> **RECORDS SHOWN**:
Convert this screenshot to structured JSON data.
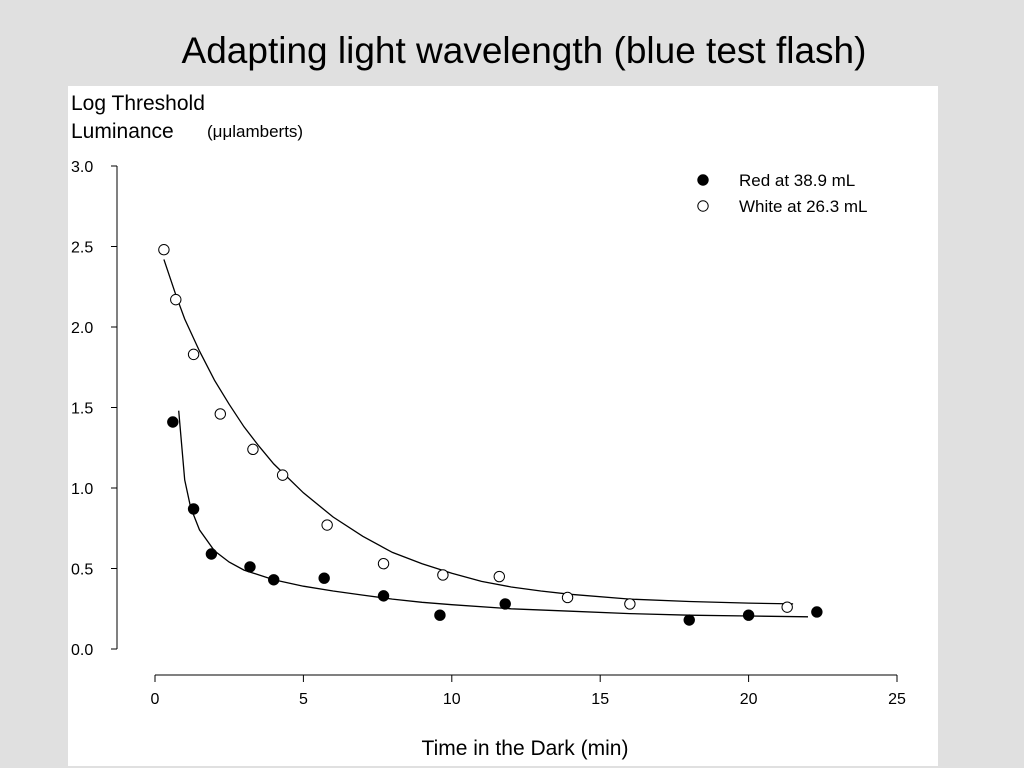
{
  "slide": {
    "title": "Adapting light wavelength (blue test flash)"
  },
  "chart_data": {
    "type": "scatter",
    "title": "Adapting light wavelength (blue test flash)",
    "ylabel_line1": "Log Threshold",
    "ylabel_line2": "Luminance",
    "ylabel_unit": "(μμlamberts)",
    "xlabel": "Time in the Dark (min)",
    "xlim": [
      0,
      25
    ],
    "ylim": [
      0.0,
      3.0
    ],
    "x_ticks": [
      "0",
      "5",
      "10",
      "15",
      "20",
      "25"
    ],
    "y_ticks": [
      "0.0",
      "0.5",
      "1.0",
      "1.5",
      "2.0",
      "2.5",
      "3.0"
    ],
    "grid": false,
    "legend_position": "top-right",
    "series": [
      {
        "name": "Red at 38.9 mL",
        "marker": "filled-circle",
        "color": "#000000",
        "points": [
          [
            0.6,
            1.41
          ],
          [
            1.3,
            0.87
          ],
          [
            1.9,
            0.59
          ],
          [
            3.2,
            0.51
          ],
          [
            4.0,
            0.43
          ],
          [
            5.7,
            0.44
          ],
          [
            7.7,
            0.33
          ],
          [
            9.6,
            0.21
          ],
          [
            11.8,
            0.28
          ],
          [
            18.0,
            0.18
          ],
          [
            20.0,
            0.21
          ],
          [
            22.3,
            0.23
          ]
        ],
        "curve": [
          [
            0.8,
            1.48
          ],
          [
            1.0,
            1.05
          ],
          [
            1.2,
            0.88
          ],
          [
            1.5,
            0.74
          ],
          [
            2.0,
            0.61
          ],
          [
            2.5,
            0.54
          ],
          [
            3.0,
            0.49
          ],
          [
            4.0,
            0.43
          ],
          [
            5.0,
            0.39
          ],
          [
            6.0,
            0.36
          ],
          [
            7.0,
            0.335
          ],
          [
            8.0,
            0.31
          ],
          [
            9.0,
            0.29
          ],
          [
            10.0,
            0.275
          ],
          [
            12.0,
            0.25
          ],
          [
            14.0,
            0.235
          ],
          [
            16.0,
            0.22
          ],
          [
            18.0,
            0.21
          ],
          [
            20.0,
            0.205
          ],
          [
            22.0,
            0.2
          ]
        ]
      },
      {
        "name": "White at 26.3 mL",
        "marker": "open-circle",
        "color": "#000000",
        "points": [
          [
            0.3,
            2.48
          ],
          [
            0.7,
            2.17
          ],
          [
            1.3,
            1.83
          ],
          [
            2.2,
            1.46
          ],
          [
            3.3,
            1.24
          ],
          [
            4.3,
            1.08
          ],
          [
            5.8,
            0.77
          ],
          [
            7.7,
            0.53
          ],
          [
            9.7,
            0.46
          ],
          [
            11.6,
            0.45
          ],
          [
            13.9,
            0.32
          ],
          [
            16.0,
            0.28
          ],
          [
            21.3,
            0.26
          ]
        ],
        "curve": [
          [
            0.3,
            2.42
          ],
          [
            0.7,
            2.2
          ],
          [
            1.0,
            2.05
          ],
          [
            1.5,
            1.85
          ],
          [
            2.0,
            1.67
          ],
          [
            2.5,
            1.52
          ],
          [
            3.0,
            1.38
          ],
          [
            3.5,
            1.26
          ],
          [
            4.0,
            1.15
          ],
          [
            5.0,
            0.97
          ],
          [
            6.0,
            0.82
          ],
          [
            7.0,
            0.7
          ],
          [
            8.0,
            0.6
          ],
          [
            9.0,
            0.53
          ],
          [
            10.0,
            0.47
          ],
          [
            11.0,
            0.42
          ],
          [
            12.0,
            0.385
          ],
          [
            13.0,
            0.36
          ],
          [
            14.0,
            0.34
          ],
          [
            16.0,
            0.31
          ],
          [
            18.0,
            0.295
          ],
          [
            20.0,
            0.285
          ],
          [
            21.5,
            0.28
          ]
        ]
      }
    ]
  }
}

> **TASK TO COMPLETE**: Filter the records, keeping only lines that contain "marker", and show those lines.

> **EXERCISE ANSWER**:
        "marker": "filled-circle",
        "marker": "open-circle",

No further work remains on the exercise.